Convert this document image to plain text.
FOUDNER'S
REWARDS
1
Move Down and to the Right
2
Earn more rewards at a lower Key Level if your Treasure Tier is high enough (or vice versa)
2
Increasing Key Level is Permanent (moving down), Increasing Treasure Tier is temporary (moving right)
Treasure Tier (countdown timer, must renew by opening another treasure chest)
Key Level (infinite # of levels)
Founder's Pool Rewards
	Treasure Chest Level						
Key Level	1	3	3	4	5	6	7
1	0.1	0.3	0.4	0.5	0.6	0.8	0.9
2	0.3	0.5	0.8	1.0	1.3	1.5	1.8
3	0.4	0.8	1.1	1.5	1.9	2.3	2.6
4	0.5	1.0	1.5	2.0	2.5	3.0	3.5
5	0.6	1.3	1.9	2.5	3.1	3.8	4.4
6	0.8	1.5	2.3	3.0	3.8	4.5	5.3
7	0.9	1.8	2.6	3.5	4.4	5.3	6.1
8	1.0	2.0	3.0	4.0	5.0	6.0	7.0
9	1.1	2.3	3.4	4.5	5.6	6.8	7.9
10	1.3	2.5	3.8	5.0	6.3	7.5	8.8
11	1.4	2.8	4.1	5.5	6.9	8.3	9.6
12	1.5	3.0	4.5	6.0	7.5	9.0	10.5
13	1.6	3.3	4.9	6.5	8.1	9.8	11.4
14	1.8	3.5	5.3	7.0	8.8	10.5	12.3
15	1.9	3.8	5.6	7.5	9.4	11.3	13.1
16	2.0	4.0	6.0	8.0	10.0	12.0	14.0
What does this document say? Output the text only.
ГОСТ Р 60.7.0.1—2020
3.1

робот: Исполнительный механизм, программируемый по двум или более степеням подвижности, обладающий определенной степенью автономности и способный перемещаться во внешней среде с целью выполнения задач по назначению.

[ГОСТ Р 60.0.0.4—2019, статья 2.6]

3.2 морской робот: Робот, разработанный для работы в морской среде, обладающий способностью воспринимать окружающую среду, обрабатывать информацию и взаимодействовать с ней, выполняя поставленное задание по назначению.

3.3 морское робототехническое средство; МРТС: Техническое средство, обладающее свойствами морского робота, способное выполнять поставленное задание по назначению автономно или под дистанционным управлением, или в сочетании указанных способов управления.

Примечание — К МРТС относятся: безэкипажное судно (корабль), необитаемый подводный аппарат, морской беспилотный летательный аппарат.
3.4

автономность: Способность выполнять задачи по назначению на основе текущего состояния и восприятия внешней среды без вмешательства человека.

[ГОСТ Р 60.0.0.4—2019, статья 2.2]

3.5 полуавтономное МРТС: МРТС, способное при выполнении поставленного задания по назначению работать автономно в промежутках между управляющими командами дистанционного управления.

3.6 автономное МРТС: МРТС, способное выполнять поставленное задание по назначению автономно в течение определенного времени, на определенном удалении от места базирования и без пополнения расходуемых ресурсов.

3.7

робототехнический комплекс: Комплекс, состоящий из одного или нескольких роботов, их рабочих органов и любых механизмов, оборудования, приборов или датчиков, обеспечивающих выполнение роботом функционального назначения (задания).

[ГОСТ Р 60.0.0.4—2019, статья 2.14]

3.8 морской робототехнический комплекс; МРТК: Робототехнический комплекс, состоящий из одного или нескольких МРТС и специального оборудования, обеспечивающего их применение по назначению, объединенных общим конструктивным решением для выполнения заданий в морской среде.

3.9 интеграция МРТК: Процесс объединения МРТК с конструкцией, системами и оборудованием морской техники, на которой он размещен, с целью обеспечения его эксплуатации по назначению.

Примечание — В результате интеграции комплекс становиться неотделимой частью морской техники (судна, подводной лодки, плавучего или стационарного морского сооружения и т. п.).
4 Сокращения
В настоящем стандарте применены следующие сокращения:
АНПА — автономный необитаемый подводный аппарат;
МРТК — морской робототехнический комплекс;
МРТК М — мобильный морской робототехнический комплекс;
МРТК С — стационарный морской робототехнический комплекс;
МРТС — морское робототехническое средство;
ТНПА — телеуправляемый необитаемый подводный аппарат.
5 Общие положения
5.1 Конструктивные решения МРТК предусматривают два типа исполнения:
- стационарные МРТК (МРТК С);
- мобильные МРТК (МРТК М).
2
--
* [Direction]: Report the number of lines containing the string "морского" and add nothing to it.

* [Expected output]: 2